AIM OF THE EXERCISE → Return each line containing "data".

● ● ●

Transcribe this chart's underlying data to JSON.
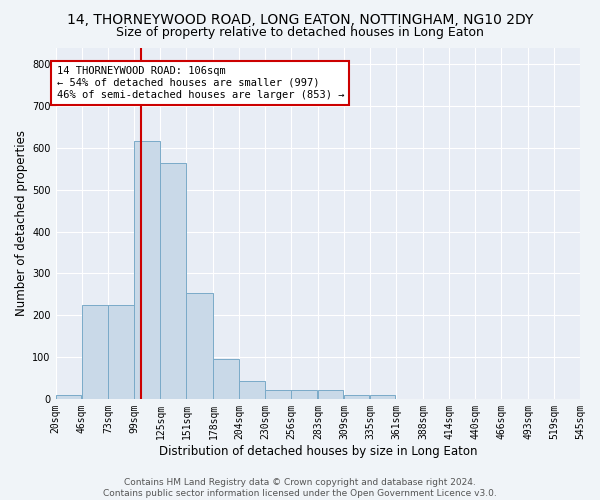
{
  "title": "14, THORNEYWOOD ROAD, LONG EATON, NOTTINGHAM, NG10 2DY",
  "subtitle": "Size of property relative to detached houses in Long Eaton",
  "xlabel": "Distribution of detached houses by size in Long Eaton",
  "ylabel": "Number of detached properties",
  "bar_color": "#c9d9e8",
  "bar_edge_color": "#7aaac8",
  "background_color": "#e8edf5",
  "grid_color": "#ffffff",
  "fig_bg_color": "#f0f4f8",
  "annotation_line_color": "#cc0000",
  "annotation_box_color": "#ffffff",
  "annotation_box_edge_color": "#cc0000",
  "annotation_text": "14 THORNEYWOOD ROAD: 106sqm\n← 54% of detached houses are smaller (997)\n46% of semi-detached houses are larger (853) →",
  "property_size": 106,
  "bin_edges": [
    20,
    46,
    73,
    99,
    125,
    151,
    178,
    204,
    230,
    256,
    283,
    309,
    335,
    361,
    388,
    414,
    440,
    466,
    493,
    519,
    545
  ],
  "bin_labels": [
    "20sqm",
    "46sqm",
    "73sqm",
    "99sqm",
    "125sqm",
    "151sqm",
    "178sqm",
    "204sqm",
    "230sqm",
    "256sqm",
    "283sqm",
    "309sqm",
    "335sqm",
    "361sqm",
    "388sqm",
    "414sqm",
    "440sqm",
    "466sqm",
    "493sqm",
    "519sqm",
    "545sqm"
  ],
  "bar_heights": [
    10,
    225,
    225,
    617,
    565,
    253,
    96,
    42,
    20,
    20,
    20,
    8,
    8,
    0,
    0,
    0,
    0,
    0,
    0,
    0
  ],
  "ylim": [
    0,
    840
  ],
  "yticks": [
    0,
    100,
    200,
    300,
    400,
    500,
    600,
    700,
    800
  ],
  "footer_text": "Contains HM Land Registry data © Crown copyright and database right 2024.\nContains public sector information licensed under the Open Government Licence v3.0.",
  "title_fontsize": 10,
  "subtitle_fontsize": 9,
  "axis_label_fontsize": 8.5,
  "tick_fontsize": 7,
  "footer_fontsize": 6.5,
  "annotation_fontsize": 7.5
}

● ● ●

RESPONSE TO THE EXERCISE →
Transcribe this chart's underlying data to JSON.
  "footer_text": "Contains HM Land Registry data © Crown copyright and database right 2024.\nContains public sector information licensed under the Open Government Licence v3.0.",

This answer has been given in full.